### TRAVAIL À RÉALISER
1. D'après le texte consacré au roman « Un amour fraternel », où se trouve la salle de boxe tenue par un ancien boxeur ?
2. Rédigez la suite du texte consacré au roman « Un amour fraternel », en reprenant immédiatement après sa dernière phrase.

### TEXTE DE LA PAGE
Le monde de Pete Dexter est noir, cruel, violent et sans espoir. Un monde sans pitié, où il faut jouer des coudes pour gagner sa place, se battre pour la conserver, tuer pour survivre.
« Un amour fraternel », écrit en 1991, en est une des plus brillantes illustrations, un livre qui vous frappe comme un uppercut.
L’image n’est pas choisie au hasard car la boxe tient un rôle secondaire et central à la fois dans ce roman poignant et d’une grande violence.
Tenue par un ancien boxeur qui eut son heure de gloire, la salle de boxe d’une petite ville de la banlieue de Philadelphie tient le rôle d’une école de vie. C’est l’un des rares lieux du coin où la violence est réglementée, orchestrée, où la souffrance y est positive et non imposée.
C’est aussi dans ou autour de cette salle aux codes stricts, à la morale solide que de nombreuses transgressions vont se perpétrer jusqu’à la scène ultime, tragique et poignante qui conduira l’ensemble des protagonistes du roman dans un précipice définitif.
Les scènes autour et dans cette salle constituent un ballet savant comme le jeu de jambes d’un champion de boxe sur un ring. Une fois en position, l’auteur frappe et le coup part, ajusté et redoutable d’efficacité.
Le roman s’ouvre comme un article de presse relatant l’assassinat de deux cousins, le même jour, dirigeants du syndicat des couvreurs et donc mafiosi accomplis, à cent cinquante kilomètres de distance.
Ce sont ces deux hommes que nous allons suivre sur une trentaine d’années. Deux hommes au tempérament différent mais que le milieu du crime organisé auquel leurs familles appartiennent vont lier inséparablement l’un à l’autre.

### EXTRAIT DES DONNÉES

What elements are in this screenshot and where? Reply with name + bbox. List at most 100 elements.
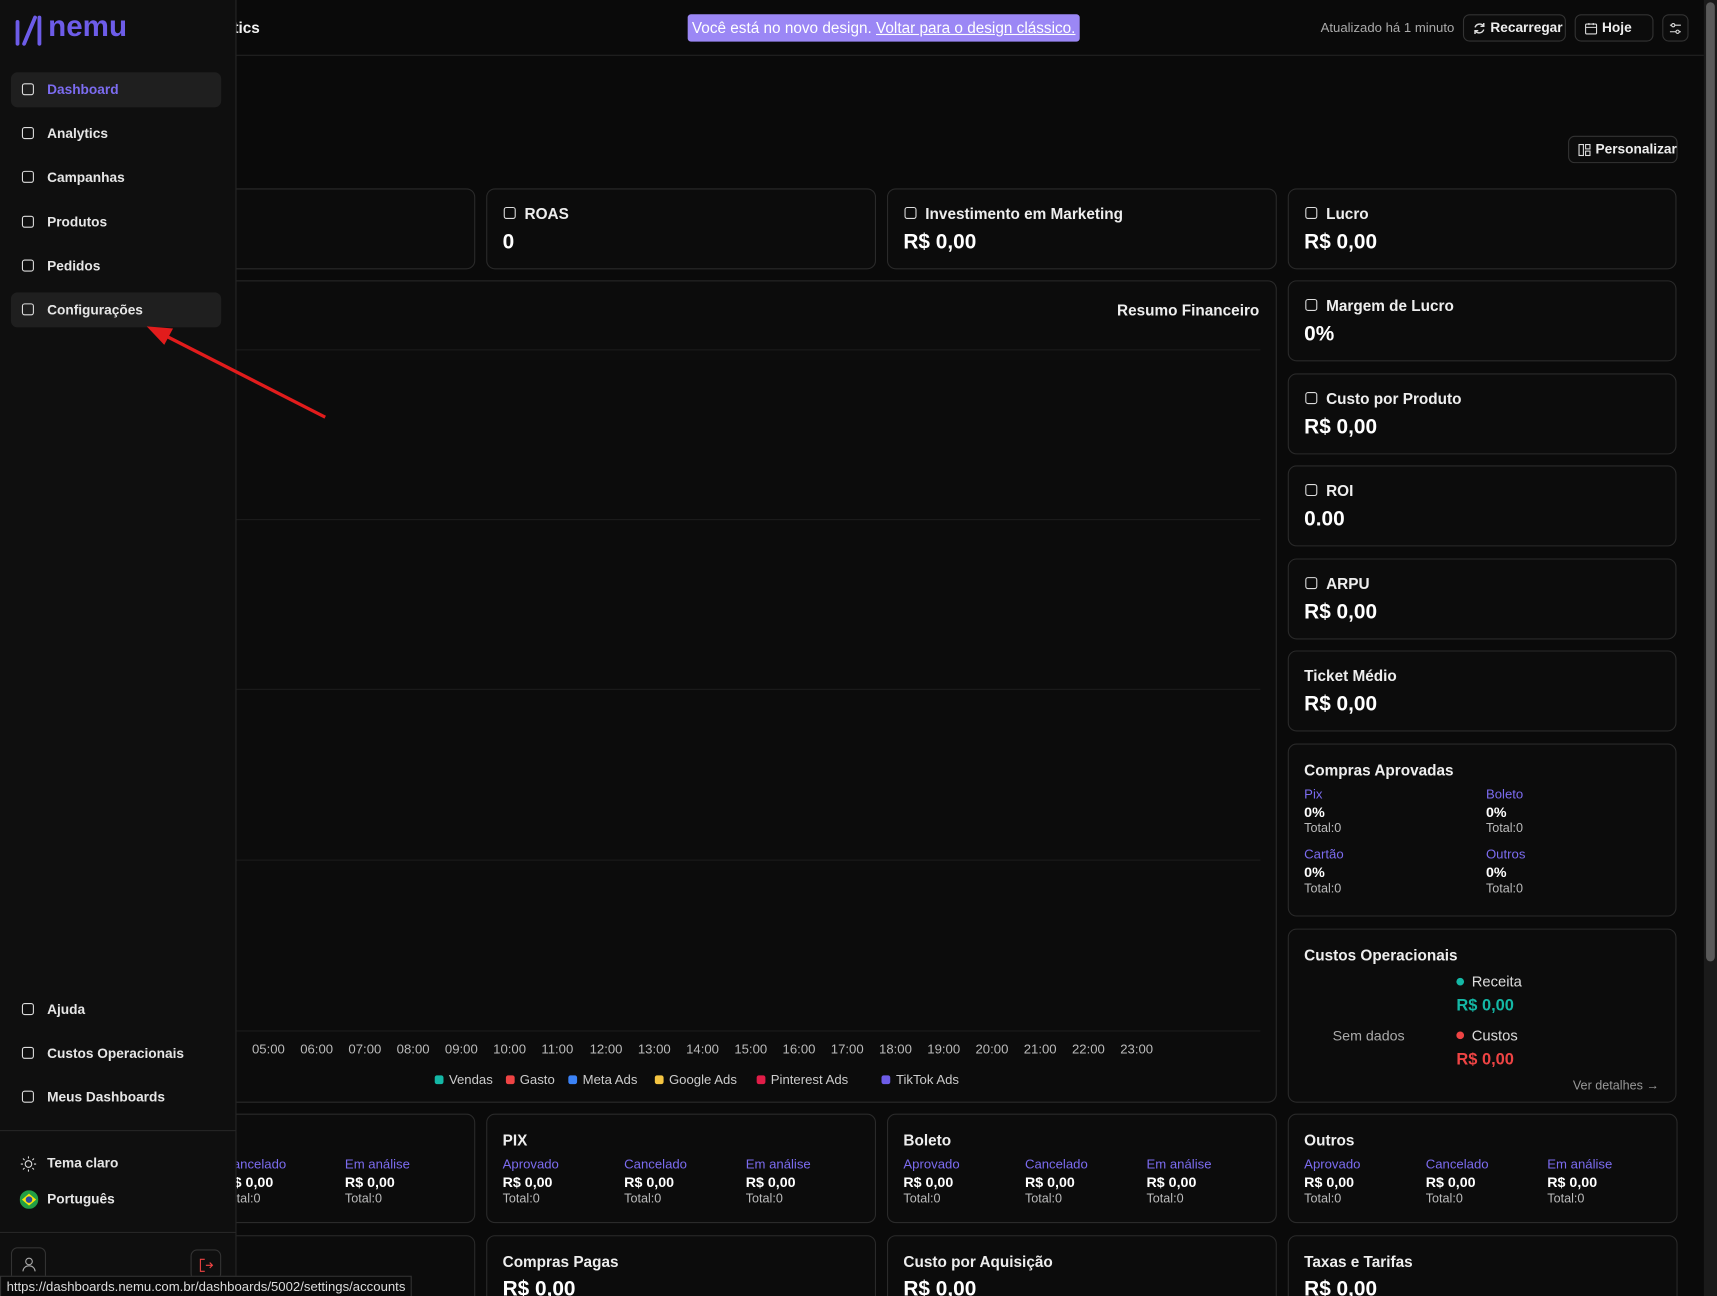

### CORRIGÉ DE L'EXERCICE
1. Dans une petite ville de la banlieue de Philadelphie.

2.
Peter est un garçon calme, réfléchi, intelligent. Sa vie va basculer le jour où un voisin flic va déraper sur une plaque de verglas et tuer sur le coup sa jeune sœur qui jouait sous sa surveillance dans le jardin enneigé de la maison familiale.
Son cousin Micaël est vicieux, fuyant, violent et cruel. C’est dans la rue, sous la houlette du père de Micaël, président du syndicat des couvreurs, qu’ils vont faire l’apprentissage de la vie, découvrir la nécessité de se battre et de jouer des poings, au sens propre. Jusqu’à prendre le pouvoir, à pleine dents pour Micaël, avec réserve pour Peter.
Comme Peter aura perdu dans des circonstances violentes son père, il sera pris en charge par son oncle et cherchera à travers le propriétaire de la salle de boxe ce que le père mort n’aura pu lui apporter.
Le roman s’inscrit dans une hyperbole narrative où crimes, sexe, menaces et contrainte psychologique vont sans cesse croissants. Une fois la spirale de la violence et de la vengeance engagée, plus rien ne pourra l’arrêter et le seul moyen d’en sortir est de le faire une fois morts.
Ce sont les bas-fonds de la société que nous côtoyons ici avec ce que la folie, concentrée dans les mains d’un chef de clan pervers et tout-puissant peut engendrer en paranoïa et trahisons.
Les scènes de meurtres et de parties effrénées de jambes en l’air ont l’impact d’un film de Scorcese.
On sort du roman sonné et admiratif du travail d’une écriture qui claque comme une énorme gifle, un coup de feu de fusil à canon scié. C’est absolument magistral !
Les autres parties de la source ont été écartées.